-- WHAT NEEDS TO BE DONE --
What follows is a listing; give it again exactly, in its entirety.

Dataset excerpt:
--- begin ---

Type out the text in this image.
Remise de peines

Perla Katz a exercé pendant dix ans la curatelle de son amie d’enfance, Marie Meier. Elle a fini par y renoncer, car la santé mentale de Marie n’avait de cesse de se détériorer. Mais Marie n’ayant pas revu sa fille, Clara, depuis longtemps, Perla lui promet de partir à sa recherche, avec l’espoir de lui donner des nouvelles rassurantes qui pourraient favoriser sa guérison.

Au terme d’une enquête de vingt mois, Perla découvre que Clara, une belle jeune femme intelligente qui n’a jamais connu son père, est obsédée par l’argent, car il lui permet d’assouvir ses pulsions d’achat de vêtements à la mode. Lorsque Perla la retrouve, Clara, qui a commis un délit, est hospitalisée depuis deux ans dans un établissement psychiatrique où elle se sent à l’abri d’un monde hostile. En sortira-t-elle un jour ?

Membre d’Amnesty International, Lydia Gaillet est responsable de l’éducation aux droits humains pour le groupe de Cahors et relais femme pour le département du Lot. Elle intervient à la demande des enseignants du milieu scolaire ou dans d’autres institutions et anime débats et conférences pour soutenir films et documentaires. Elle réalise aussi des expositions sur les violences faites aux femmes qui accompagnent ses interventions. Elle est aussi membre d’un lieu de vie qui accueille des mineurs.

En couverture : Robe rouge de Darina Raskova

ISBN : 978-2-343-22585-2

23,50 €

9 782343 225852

--- end ---

-- FULL SOLUTION --
Type out the text in this image.
Remise de peines

Perla Katz a exercé pendant dix ans la curatelle de son amie d’enfance, Marie Meier. Elle a fini par y renoncer, car la santé mentale de Marie n’avait de cesse de se détériorer. Mais Marie n’ayant pas revu sa fille, Clara, depuis longtemps, Perla lui promet de partir à sa recherche, avec l’espoir de lui donner des nouvelles rassurantes qui pourraient favoriser sa guérison.

Au terme d’une enquête de vingt mois, Perla découvre que Clara, une belle jeune femme intelligente qui n’a jamais connu son père, est obsédée par l’argent, car il lui permet d’assouvir ses pulsions d’achat de vêtements à la mode. Lorsque Perla la retrouve, Clara, qui a commis un délit, est hospitalisée depuis deux ans dans un établissement psychiatrique où elle se sent à l’abri d’un monde hostile. En sortira-t-elle un jour ?

Membre d’Amnesty International, Lydia Gaillet est responsable de l’éducation aux droits humains pour le groupe de Cahors et relais femme pour le département du Lot. Elle intervient à la demande des enseignants du milieu scolaire ou dans d’autres institutions et anime débats et conférences pour soutenir films et documentaires. Elle réalise aussi des expositions sur les violences faites aux femmes qui accompagnent ses interventions. Elle est aussi membre d’un lieu de vie qui accueille des mineurs.

En couverture : Robe rouge de Darina Raskova

ISBN : 978-2-343-22585-2

23,50 €

9 782343 225852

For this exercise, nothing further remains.